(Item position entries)
........

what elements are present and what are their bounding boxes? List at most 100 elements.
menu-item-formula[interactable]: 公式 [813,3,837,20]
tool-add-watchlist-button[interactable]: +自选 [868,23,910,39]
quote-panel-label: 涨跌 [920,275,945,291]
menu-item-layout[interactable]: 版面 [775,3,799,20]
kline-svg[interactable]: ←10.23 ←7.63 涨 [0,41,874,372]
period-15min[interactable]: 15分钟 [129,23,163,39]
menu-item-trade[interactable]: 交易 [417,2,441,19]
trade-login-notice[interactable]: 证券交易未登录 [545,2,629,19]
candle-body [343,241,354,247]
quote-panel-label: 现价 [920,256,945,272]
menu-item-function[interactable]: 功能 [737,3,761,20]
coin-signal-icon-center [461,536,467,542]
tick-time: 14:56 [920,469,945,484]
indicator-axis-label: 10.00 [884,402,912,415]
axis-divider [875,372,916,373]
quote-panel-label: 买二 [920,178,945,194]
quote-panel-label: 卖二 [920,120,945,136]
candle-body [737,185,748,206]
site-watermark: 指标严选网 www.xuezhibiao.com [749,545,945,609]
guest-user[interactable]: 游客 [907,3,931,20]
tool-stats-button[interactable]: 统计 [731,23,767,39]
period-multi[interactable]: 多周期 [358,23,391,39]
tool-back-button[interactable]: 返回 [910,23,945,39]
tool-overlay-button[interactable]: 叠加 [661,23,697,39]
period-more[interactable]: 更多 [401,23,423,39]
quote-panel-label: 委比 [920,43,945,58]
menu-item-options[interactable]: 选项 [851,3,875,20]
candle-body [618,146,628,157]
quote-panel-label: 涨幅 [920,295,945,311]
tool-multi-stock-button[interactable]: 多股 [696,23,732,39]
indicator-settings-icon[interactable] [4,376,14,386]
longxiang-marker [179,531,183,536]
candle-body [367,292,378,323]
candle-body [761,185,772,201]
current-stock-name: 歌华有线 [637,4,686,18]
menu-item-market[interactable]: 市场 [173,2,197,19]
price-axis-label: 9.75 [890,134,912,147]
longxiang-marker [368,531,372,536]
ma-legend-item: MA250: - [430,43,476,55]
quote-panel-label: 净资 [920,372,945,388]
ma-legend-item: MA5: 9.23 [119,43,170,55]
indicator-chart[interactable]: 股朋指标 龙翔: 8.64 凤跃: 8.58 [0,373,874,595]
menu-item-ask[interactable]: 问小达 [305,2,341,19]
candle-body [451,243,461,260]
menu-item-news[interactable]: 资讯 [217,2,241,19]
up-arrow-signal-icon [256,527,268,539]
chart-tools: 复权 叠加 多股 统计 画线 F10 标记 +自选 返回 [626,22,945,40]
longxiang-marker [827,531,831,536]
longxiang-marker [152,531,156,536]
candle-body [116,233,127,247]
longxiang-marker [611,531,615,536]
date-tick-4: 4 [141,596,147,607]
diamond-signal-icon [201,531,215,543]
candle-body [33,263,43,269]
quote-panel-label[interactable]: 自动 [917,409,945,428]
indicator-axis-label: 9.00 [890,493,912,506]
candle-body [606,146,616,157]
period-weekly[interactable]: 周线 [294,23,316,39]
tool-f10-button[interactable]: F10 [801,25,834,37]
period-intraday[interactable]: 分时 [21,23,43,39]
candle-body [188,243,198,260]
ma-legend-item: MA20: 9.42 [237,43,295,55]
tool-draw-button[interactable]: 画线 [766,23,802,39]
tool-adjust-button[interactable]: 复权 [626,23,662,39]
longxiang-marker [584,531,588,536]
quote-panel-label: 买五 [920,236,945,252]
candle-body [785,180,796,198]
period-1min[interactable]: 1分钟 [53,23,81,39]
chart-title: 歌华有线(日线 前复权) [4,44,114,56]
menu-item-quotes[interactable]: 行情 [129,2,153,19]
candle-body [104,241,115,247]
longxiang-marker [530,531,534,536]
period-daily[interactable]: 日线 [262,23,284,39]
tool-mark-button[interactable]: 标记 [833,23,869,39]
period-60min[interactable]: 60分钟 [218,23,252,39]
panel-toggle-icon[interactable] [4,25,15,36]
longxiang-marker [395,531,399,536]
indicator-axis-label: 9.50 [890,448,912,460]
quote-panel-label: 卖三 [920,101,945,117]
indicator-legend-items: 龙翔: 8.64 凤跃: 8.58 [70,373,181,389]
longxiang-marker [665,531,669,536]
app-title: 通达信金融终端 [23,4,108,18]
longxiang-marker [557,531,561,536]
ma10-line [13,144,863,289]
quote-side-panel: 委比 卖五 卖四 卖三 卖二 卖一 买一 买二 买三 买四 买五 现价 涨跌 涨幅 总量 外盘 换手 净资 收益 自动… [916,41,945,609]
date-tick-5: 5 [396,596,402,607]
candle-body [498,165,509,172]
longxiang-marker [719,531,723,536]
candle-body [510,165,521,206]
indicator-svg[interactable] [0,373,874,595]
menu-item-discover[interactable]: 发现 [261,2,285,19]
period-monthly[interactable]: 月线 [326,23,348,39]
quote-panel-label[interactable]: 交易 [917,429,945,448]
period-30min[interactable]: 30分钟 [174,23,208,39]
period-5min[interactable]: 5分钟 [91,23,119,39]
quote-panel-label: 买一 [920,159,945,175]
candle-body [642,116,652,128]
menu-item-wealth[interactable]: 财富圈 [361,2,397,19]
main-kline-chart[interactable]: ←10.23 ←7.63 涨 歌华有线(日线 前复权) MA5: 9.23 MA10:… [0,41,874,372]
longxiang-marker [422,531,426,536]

........

Reproduce every line of the records above without any changes.

** Response **
what elements are present and what are their bounding boxes? List at most 100 elements.
menu-item-formula[interactable]: 公式 [813,3,837,20]
tool-add-watchlist-button[interactable]: +自选 [868,23,910,39]
quote-panel-label: 涨跌 [920,275,945,291]
menu-item-layout[interactable]: 版面 [775,3,799,20]
kline-svg[interactable]: ←10.23 ←7.63 涨 [0,41,874,372]
period-15min[interactable]: 15分钟 [129,23,163,39]
menu-item-trade[interactable]: 交易 [417,2,441,19]
trade-login-notice[interactable]: 证券交易未登录 [545,2,629,19]
candle-body [343,241,354,247]
quote-panel-label: 现价 [920,256,945,272]
menu-item-function[interactable]: 功能 [737,3,761,20]
coin-signal-icon-center [461,536,467,542]
tick-time: 14:56 [920,469,945,484]
indicator-axis-label: 10.00 [884,402,912,415]
axis-divider [875,372,916,373]
quote-panel-label: 买二 [920,178,945,194]
quote-panel-label: 卖二 [920,120,945,136]
candle-body [737,185,748,206]
site-watermark: 指标严选网 www.xuezhibiao.com [749,545,945,609]
guest-user[interactable]: 游客 [907,3,931,20]
tool-stats-button[interactable]: 统计 [731,23,767,39]
period-multi[interactable]: 多周期 [358,23,391,39]
tool-back-button[interactable]: 返回 [910,23,945,39]
tool-overlay-button[interactable]: 叠加 [661,23,697,39]
period-more[interactable]: 更多 [401,23,423,39]
quote-panel-label: 委比 [920,43,945,58]
menu-item-options[interactable]: 选项 [851,3,875,20]
candle-body [618,146,628,157]
quote-panel-label: 涨幅 [920,295,945,311]
tool-multi-stock-button[interactable]: 多股 [696,23,732,39]
indicator-settings-icon[interactable] [4,376,14,386]
longxiang-marker [179,531,183,536]
candle-body [367,292,378,323]
candle-body [761,185,772,201]
current-stock-name: 歌华有线 [637,4,686,18]
menu-item-market[interactable]: 市场 [173,2,197,19]
price-axis-label: 9.75 [890,134,912,147]
longxiang-marker [368,531,372,536]
ma-legend-item: MA250: - [430,43,476,55]
quote-panel-label: 净资 [920,372,945,388]
ma-legend-item: MA5: 9.23 [119,43,170,55]
indicator-chart[interactable]: 股朋指标 龙翔: 8.64 凤跃: 8.58 [0,373,874,595]
menu-item-ask[interactable]: 问小达 [305,2,341,19]
candle-body [451,243,461,260]
menu-item-news[interactable]: 资讯 [217,2,241,19]
up-arrow-signal-icon [256,527,268,539]
chart-tools: 复权 叠加 多股 统计 画线 F10 标记 +自选 返回 [626,22,945,40]
longxiang-marker [827,531,831,536]
longxiang-marker [152,531,156,536]
candle-body [116,233,127,247]
longxiang-marker [611,531,615,536]
date-tick-4: 4 [141,596,147,607]
diamond-signal-icon [201,531,215,543]
candle-body [33,263,43,269]
quote-panel-label[interactable]: 自动 [917,409,945,428]
indicator-axis-label: 9.00 [890,493,912,506]
candle-body [606,146,616,157]
period-weekly[interactable]: 周线 [294,23,316,39]
tool-f10-button[interactable]: F10 [801,25,834,37]
period-intraday[interactable]: 分时 [21,23,43,39]
candle-body [188,243,198,260]
ma-legend-item: MA20: 9.42 [237,43,295,55]
tool-draw-button[interactable]: 画线 [766,23,802,39]
tool-adjust-button[interactable]: 复权 [626,23,662,39]
longxiang-marker [584,531,588,536]
quote-panel-label: 买五 [920,236,945,252]
candle-body [785,180,796,198]
period-1min[interactable]: 1分钟 [53,23,81,39]
chart-title: 歌华有线(日线 前复权) [4,44,114,56]
menu-item-quotes[interactable]: 行情 [129,2,153,19]
candle-body [104,241,115,247]
longxiang-marker [530,531,534,536]
period-daily[interactable]: 日线 [262,23,284,39]
tool-mark-button[interactable]: 标记 [833,23,869,39]
period-60min[interactable]: 60分钟 [218,23,252,39]
panel-toggle-icon[interactable] [4,25,15,36]
longxiang-marker [395,531,399,536]
indicator-axis-label: 9.50 [890,448,912,460]
quote-panel-label: 卖三 [920,101,945,117]
indicator-legend-items: 龙翔: 8.64 凤跃: 8.58 [70,373,181,389]
longxiang-marker [665,531,669,536]
app-title: 通达信金融终端 [23,4,108,18]
longxiang-marker [557,531,561,536]
ma10-line [13,144,863,289]
quote-side-panel: 委比 卖五 卖四 卖三 卖二 卖一 买一 买二 买三 买四 买五 现价 涨跌 涨幅 总量 外盘 换手 净资 收益 自动… [916,41,945,609]
date-tick-5: 5 [396,596,402,607]
candle-body [498,165,509,172]
longxiang-marker [719,531,723,536]
candle-body [510,165,521,206]
indicator-svg[interactable] [0,373,874,595]
menu-item-discover[interactable]: 发现 [261,2,285,19]
period-monthly[interactable]: 月线 [326,23,348,39]
quote-panel-label[interactable]: 交易 [917,429,945,448]
period-30min[interactable]: 30分钟 [174,23,208,39]
period-5min[interactable]: 5分钟 [91,23,119,39]
quote-panel-label: 买一 [920,159,945,175]
candle-body [642,116,652,128]
menu-item-wealth[interactable]: 财富圈 [361,2,397,19]
main-kline-chart[interactable]: ←10.23 ←7.63 涨 歌华有线(日线 前复权) MA5: 9.23 MA10:… [0,41,874,372]
longxiang-marker [422,531,426,536]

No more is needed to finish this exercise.